### Objective
Please recast the lines in the rows below as a JSON list of strings, one string per line with blank lines omitted. Begin at the line that has "campaign-name-link[interactable]: Evan Dantes" and stop after the line that has "column-header-report: Report (573, 155, 609, 167)".

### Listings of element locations
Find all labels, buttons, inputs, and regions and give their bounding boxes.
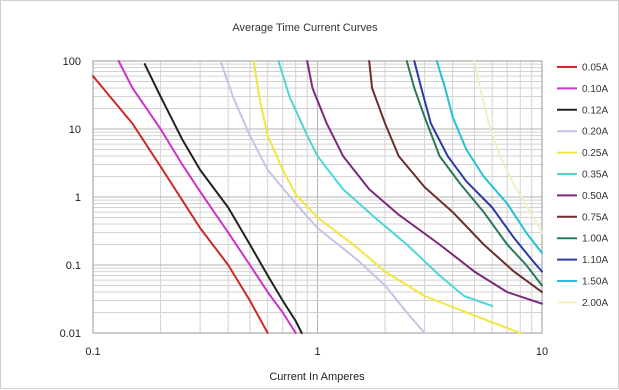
legend-item: 1.50A <box>557 277 608 288</box>
legend-label: 2.00A <box>582 298 608 309</box>
legend-label: 0.10A <box>582 84 608 95</box>
legend-item: 0.05A <box>557 63 608 74</box>
legend-item: 0.35A <box>557 170 608 181</box>
legend-item: 0.10A <box>557 84 608 95</box>
chart-title: Average Time Current Curves <box>232 22 378 34</box>
legend-label: 0.20A <box>582 127 608 138</box>
y-tick-label: 10 <box>69 124 81 136</box>
legend-label: 0.75A <box>582 212 608 223</box>
x-axis-label: Current In Amperes <box>269 371 365 383</box>
series-line-0.75A <box>368 60 543 294</box>
legend: 0.05A 0.10A 0.12A 0.20A 0.25A 0.35A 0.50A 0.75A… <box>557 63 608 309</box>
y-tick-label: 1 <box>75 192 81 204</box>
legend-label: 0.25A <box>582 148 608 159</box>
x-tick-labels: 0.1 1 10 <box>85 346 548 358</box>
y-tick-label: 0.01 <box>60 328 81 340</box>
legend-item: 1.00A <box>557 234 608 245</box>
legend-label: 0.05A <box>582 63 608 74</box>
legend-item: 0.75A <box>557 212 608 223</box>
legend-label: 0.12A <box>582 105 608 116</box>
series-line-1.50A <box>435 60 543 254</box>
y-tick-label: 100 <box>63 56 81 68</box>
series-line-1.10A <box>413 60 543 273</box>
legend-label: 0.50A <box>582 191 608 202</box>
series-line-2.00A <box>473 60 543 234</box>
x-tick-label: 0.1 <box>85 346 100 358</box>
series-line-0.25A <box>252 60 522 334</box>
legend-item: 0.20A <box>557 127 608 138</box>
legend-item: 2.00A <box>557 298 608 309</box>
series-line-0.12A <box>143 63 303 334</box>
x-tick-label: 1 <box>314 346 320 358</box>
legend-label: 1.10A <box>582 255 608 266</box>
series-layer <box>92 60 543 334</box>
x-tick-label: 10 <box>536 346 548 358</box>
series-line-1.00A <box>405 60 543 287</box>
y-tick-labels: 100 10 1 0.1 0.01 <box>60 56 81 340</box>
legend-item: 0.25A <box>557 148 608 159</box>
series-line-0.10A <box>117 60 297 334</box>
series-line-0.35A <box>277 60 494 307</box>
legend-item: 0.12A <box>557 105 608 116</box>
plot-border <box>92 60 543 334</box>
legend-label: 1.50A <box>582 277 608 288</box>
legend-label: 0.35A <box>582 170 608 181</box>
series-line-0.20A <box>219 60 426 334</box>
series-line-0.50A <box>306 60 543 305</box>
legend-label: 1.00A <box>582 234 608 245</box>
legend-item: 1.10A <box>557 255 608 266</box>
legend-item: 0.50A <box>557 191 608 202</box>
series-line-0.05A <box>92 75 269 334</box>
grid <box>92 61 542 334</box>
y-tick-label: 0.1 <box>66 260 81 272</box>
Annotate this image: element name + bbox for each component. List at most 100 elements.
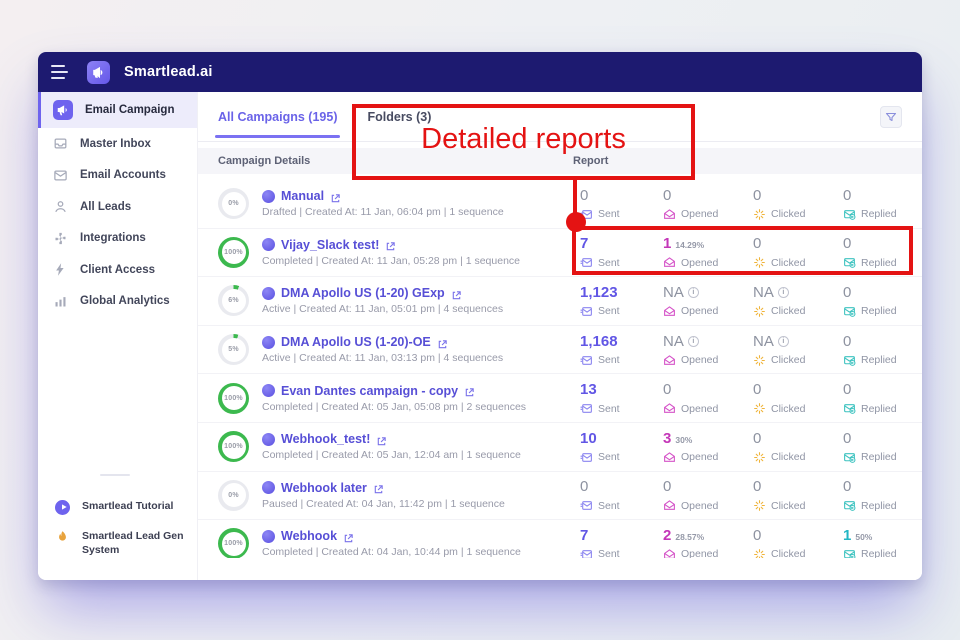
campaign-name-link[interactable]: Evan Dantes campaign - copy (281, 383, 459, 398)
sidebar-item-all-leads[interactable]: All Leads (38, 191, 197, 223)
replied-envelope-icon (843, 305, 856, 318)
external-link-icon[interactable] (437, 337, 448, 348)
column-header-report: Report (573, 155, 609, 167)
tab-all-campaigns[interactable]: All Campaigns (195) (214, 92, 341, 141)
external-link-icon[interactable] (451, 288, 462, 300)
table-row[interactable]: 100% Evan Dantes campaign - copy Complet… (198, 374, 922, 423)
replied-value: 0 (843, 429, 852, 447)
opened-envelope-icon (663, 305, 676, 318)
metric-opened: 0 Opened (663, 187, 753, 221)
external-link-icon[interactable] (330, 191, 341, 203)
campaign-name-link[interactable]: Vijay_Slack test! (281, 237, 380, 252)
metric-clicked: NA i Clicked (753, 284, 843, 318)
campaign-name-link[interactable]: DMA Apollo US (1-20)-OE (281, 335, 431, 350)
external-link-icon[interactable] (373, 482, 384, 494)
metric-clicked: 0 Clicked (753, 381, 843, 415)
campaign-name-link[interactable]: DMA Apollo US (1-20) GExp (281, 286, 445, 301)
external-link-icon[interactable] (464, 385, 475, 397)
replied-label: Replied (861, 499, 897, 512)
metric-sent: 13 Sent (580, 381, 663, 415)
external-link-icon[interactable] (385, 239, 396, 251)
opened-envelope-icon (663, 402, 676, 415)
campaign-name-block: DMA Apollo US (1-20)-OE Active | Created… (262, 335, 503, 364)
sidebar-item-master-inbox[interactable]: Master Inbox (38, 128, 197, 160)
sidebar-item-label: Integrations (80, 232, 146, 245)
table-row[interactable]: 100% Webhook Completed | Created At: 04 … (198, 520, 922, 558)
campaign-color-dot (262, 481, 275, 495)
opened-envelope-icon (663, 499, 676, 512)
clicked-label: Clicked (771, 305, 806, 318)
opened-value: 2 (663, 526, 672, 544)
campaign-color-dot (262, 384, 275, 398)
clicked-label: Clicked (771, 208, 806, 221)
sent-value: 13 (580, 381, 597, 399)
sidebar-item-email-accounts[interactable]: Email Accounts (38, 160, 197, 192)
info-icon[interactable]: i (687, 286, 699, 298)
replied-envelope-icon (843, 208, 856, 221)
clicked-label: Clicked (771, 256, 806, 269)
external-link-icon[interactable] (343, 531, 354, 543)
info-icon[interactable]: i (777, 286, 789, 298)
sidebar-item-email-campaign[interactable]: Email Campaign (38, 92, 197, 128)
sidebar-item-client-access[interactable]: Client Access (38, 254, 197, 286)
campaign-name-link[interactable]: Webhook_test! (281, 432, 371, 447)
opened-percent: 30% (675, 434, 693, 445)
tabs-bar: All Campaigns (195) Folders (3) (198, 92, 922, 142)
opened-envelope-icon (663, 354, 676, 367)
progress-ring: 0% (218, 479, 249, 511)
sidebar-footer-item[interactable]: Smartlead Lead Gen System (38, 522, 197, 564)
campaign-name-link[interactable]: Webhook (281, 529, 338, 544)
campaign-status-line: Completed | Created At: 11 Jan, 05:28 pm… (262, 254, 521, 267)
info-icon[interactable]: i (687, 335, 699, 347)
progress-value: 100% (224, 540, 243, 548)
campaign-name-block: Manual Drafted | Created At: 11 Jan, 06:… (262, 189, 504, 218)
sent-value: 10 (580, 429, 597, 447)
campaign-status-line: Completed | Created At: 04 Jan, 10:44 pm… (262, 546, 521, 558)
table-row[interactable]: 5% DMA Apollo US (1-20)-OE Active | Crea… (198, 326, 922, 375)
metric-replied: 0 Replied (843, 284, 922, 318)
metric-sent: 1,168 Sent (580, 333, 663, 367)
sidebar-item-global-analytics[interactable]: Global Analytics (38, 286, 197, 318)
campaign-list: 0% Manual Drafted | Created At: 11 Jan, … (198, 180, 922, 558)
filter-button[interactable] (880, 105, 902, 128)
campaign-name-block: Evan Dantes campaign - copy Completed | … (262, 384, 526, 413)
clicked-spark-icon (753, 354, 766, 367)
table-row[interactable]: 100% Webhook_test! Completed | Created A… (198, 423, 922, 472)
tab-folders[interactable]: Folders (3) (367, 109, 432, 124)
clicked-value: 0 (753, 235, 762, 253)
table-row[interactable]: 100% Vijay_Slack test! Completed | Creat… (198, 229, 922, 278)
hamburger-menu-icon[interactable] (51, 65, 69, 79)
sidebar-footer-items: Smartlead Tutorial Smartlead Lead Gen Sy… (38, 492, 197, 564)
replied-label: Replied (861, 208, 897, 221)
clicked-spark-icon (753, 548, 766, 558)
sidebar-item-integrations[interactable]: Integrations (38, 223, 197, 255)
info-icon[interactable]: i (777, 335, 789, 347)
table-row[interactable]: 0% Webhook later Paused | Created At: 04… (198, 472, 922, 521)
external-link-icon[interactable] (376, 434, 387, 446)
clicked-spark-icon (753, 499, 766, 512)
clicked-value: 0 (753, 381, 762, 399)
table-row[interactable]: 6% DMA Apollo US (1-20) GExp Active | Cr… (198, 277, 922, 326)
top-navbar: Smartlead.ai (38, 52, 922, 92)
campaign-name-link[interactable]: Manual (281, 189, 325, 204)
sent-value: 0 (580, 478, 589, 496)
campaign-status-line: Drafted | Created At: 11 Jan, 06:04 pm |… (262, 206, 504, 219)
sidebar-item-label: All Leads (80, 200, 132, 213)
clicked-spark-icon (753, 256, 766, 269)
metric-opened: 3 30% Opened (663, 430, 753, 464)
replied-value: 1 (843, 526, 852, 544)
flame-icon (55, 530, 70, 545)
metric-opened: 0 Opened (663, 381, 753, 415)
progress-value: 100% (224, 443, 243, 451)
sidebar-footer-item[interactable]: Smartlead Tutorial (38, 492, 197, 522)
metric-clicked: 0 Clicked (753, 430, 843, 464)
metric-opened: NA i Opened (663, 333, 753, 367)
table-row[interactable]: 0% Manual Drafted | Created At: 11 Jan, … (198, 180, 922, 229)
campaign-name-link[interactable]: Webhook later (281, 480, 367, 495)
sidebar-item-label: Master Inbox (80, 137, 151, 150)
sent-label: Sent (598, 208, 620, 221)
replied-value: 0 (843, 283, 852, 301)
progress-value: 5% (228, 346, 239, 354)
campaign-name-block: Webhook_test! Completed | Created At: 05… (262, 432, 521, 461)
campaign-status-line: Active | Created At: 11 Jan, 03:13 pm | … (262, 352, 504, 365)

### Response
[
  "campaign-name-link[interactable]: Evan Dantes campaign - copy (281, 383, 459, 398)",
  "sidebar-item-all-leads[interactable]: All Leads (38, 191, 197, 223)",
  "replied-envelope-icon (843, 305, 856, 318)",
  "external-link-icon[interactable] (437, 337, 448, 348)",
  "column-header-report: Report (573, 155, 609, 167)"
]